- **EXERCISE PROMPT**:
Begin at the line with "OCR this image." and output every line through the end of the records, exactly as given. Omit pictures.

- **STORED ROWS**:
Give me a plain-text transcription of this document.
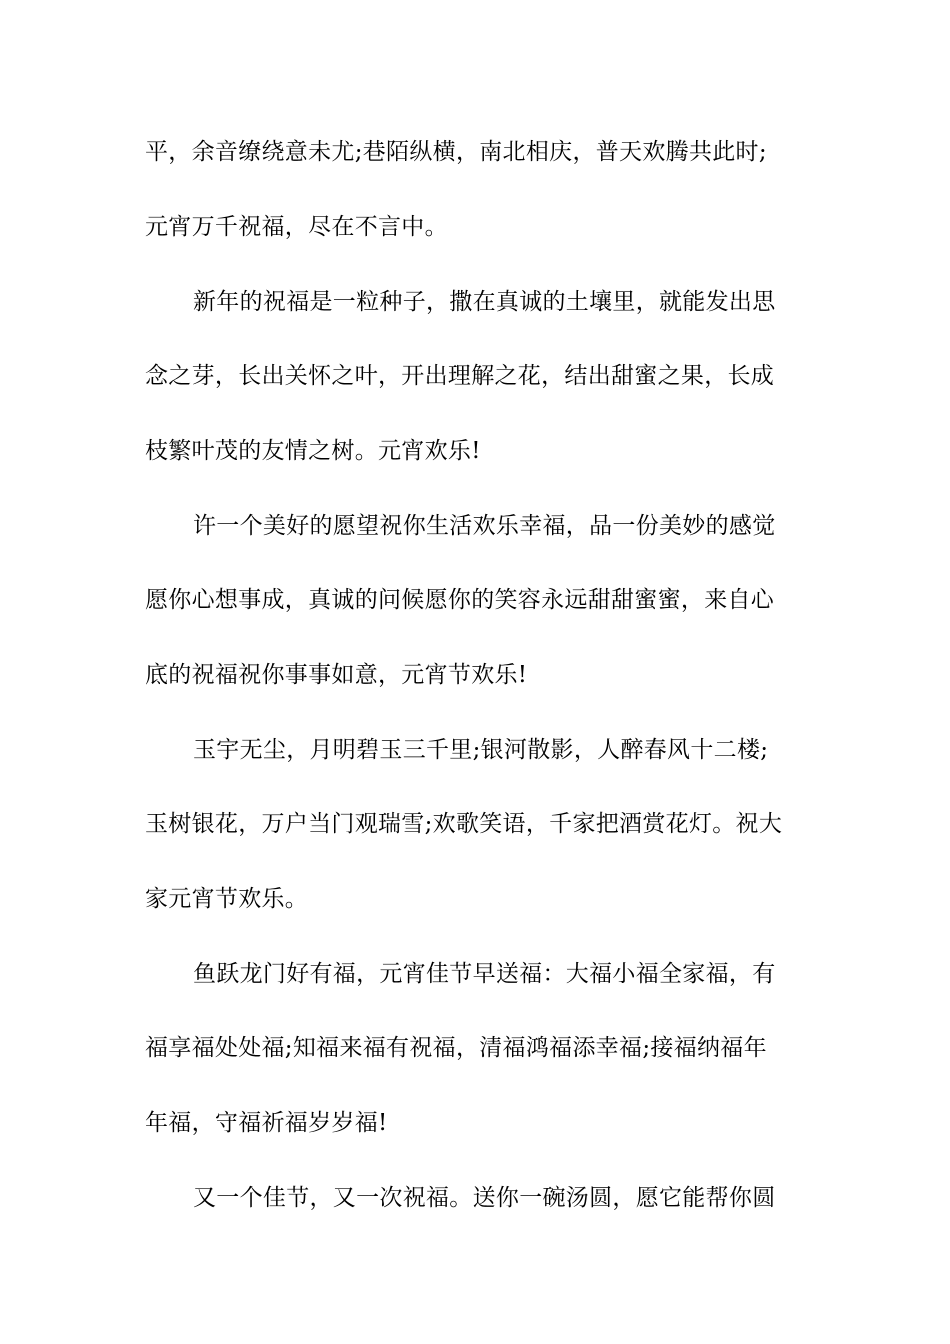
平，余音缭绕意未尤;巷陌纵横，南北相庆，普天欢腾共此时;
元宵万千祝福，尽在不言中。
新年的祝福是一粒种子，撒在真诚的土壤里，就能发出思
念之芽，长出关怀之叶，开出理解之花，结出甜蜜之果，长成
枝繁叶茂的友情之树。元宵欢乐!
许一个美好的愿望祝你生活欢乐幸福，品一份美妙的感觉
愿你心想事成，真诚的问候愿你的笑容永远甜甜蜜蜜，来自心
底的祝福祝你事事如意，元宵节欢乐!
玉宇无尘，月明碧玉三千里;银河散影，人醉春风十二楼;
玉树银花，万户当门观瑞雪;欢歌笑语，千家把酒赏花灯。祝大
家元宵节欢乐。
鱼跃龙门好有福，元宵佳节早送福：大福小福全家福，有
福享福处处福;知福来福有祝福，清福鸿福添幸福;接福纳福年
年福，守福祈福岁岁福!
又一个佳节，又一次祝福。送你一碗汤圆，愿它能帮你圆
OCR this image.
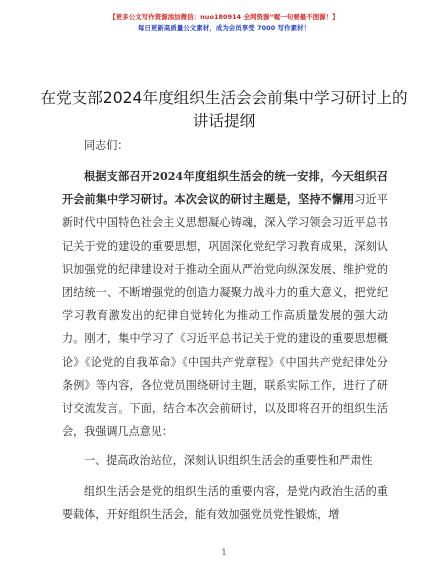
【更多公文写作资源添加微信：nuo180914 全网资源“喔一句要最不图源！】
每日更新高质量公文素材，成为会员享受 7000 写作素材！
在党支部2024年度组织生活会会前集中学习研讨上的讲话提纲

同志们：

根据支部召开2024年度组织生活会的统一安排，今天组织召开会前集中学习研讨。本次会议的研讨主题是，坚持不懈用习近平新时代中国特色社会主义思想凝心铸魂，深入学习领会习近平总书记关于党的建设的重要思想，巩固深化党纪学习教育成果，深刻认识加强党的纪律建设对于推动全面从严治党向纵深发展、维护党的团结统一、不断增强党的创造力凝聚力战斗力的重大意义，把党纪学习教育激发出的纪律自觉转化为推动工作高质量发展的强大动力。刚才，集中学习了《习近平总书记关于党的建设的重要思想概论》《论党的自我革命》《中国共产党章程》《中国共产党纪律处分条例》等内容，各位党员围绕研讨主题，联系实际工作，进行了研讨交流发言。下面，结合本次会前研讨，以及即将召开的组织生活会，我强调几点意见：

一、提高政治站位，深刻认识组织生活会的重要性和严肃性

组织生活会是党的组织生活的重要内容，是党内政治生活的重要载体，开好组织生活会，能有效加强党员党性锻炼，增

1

- **RESPONSE TO THE EXERCISE**:
OCR this image.
【更多公文写作资源添加微信：nuo180914 全网资源“喔一句要最不图源！】
每日更新高质量公文素材，成为会员享受 7000 写作素材！
在党支部2024年度组织生活会会前集中学习研讨上的讲话提纲

同志们：

根据支部召开2024年度组织生活会的统一安排，今天组织召开会前集中学习研讨。本次会议的研讨主题是，坚持不懈用习近平新时代中国特色社会主义思想凝心铸魂，深入学习领会习近平总书记关于党的建设的重要思想，巩固深化党纪学习教育成果，深刻认识加强党的纪律建设对于推动全面从严治党向纵深发展、维护党的团结统一、不断增强党的创造力凝聚力战斗力的重大意义，把党纪学习教育激发出的纪律自觉转化为推动工作高质量发展的强大动力。刚才，集中学习了《习近平总书记关于党的建设的重要思想概论》《论党的自我革命》《中国共产党章程》《中国共产党纪律处分条例》等内容，各位党员围绕研讨主题，联系实际工作，进行了研讨交流发言。下面，结合本次会前研讨，以及即将召开的组织生活会，我强调几点意见：

一、提高政治站位，深刻认识组织生活会的重要性和严肃性

组织生活会是党的组织生活的重要内容，是党内政治生活的重要载体，开好组织生活会，能有效加强党员党性锻炼，增

1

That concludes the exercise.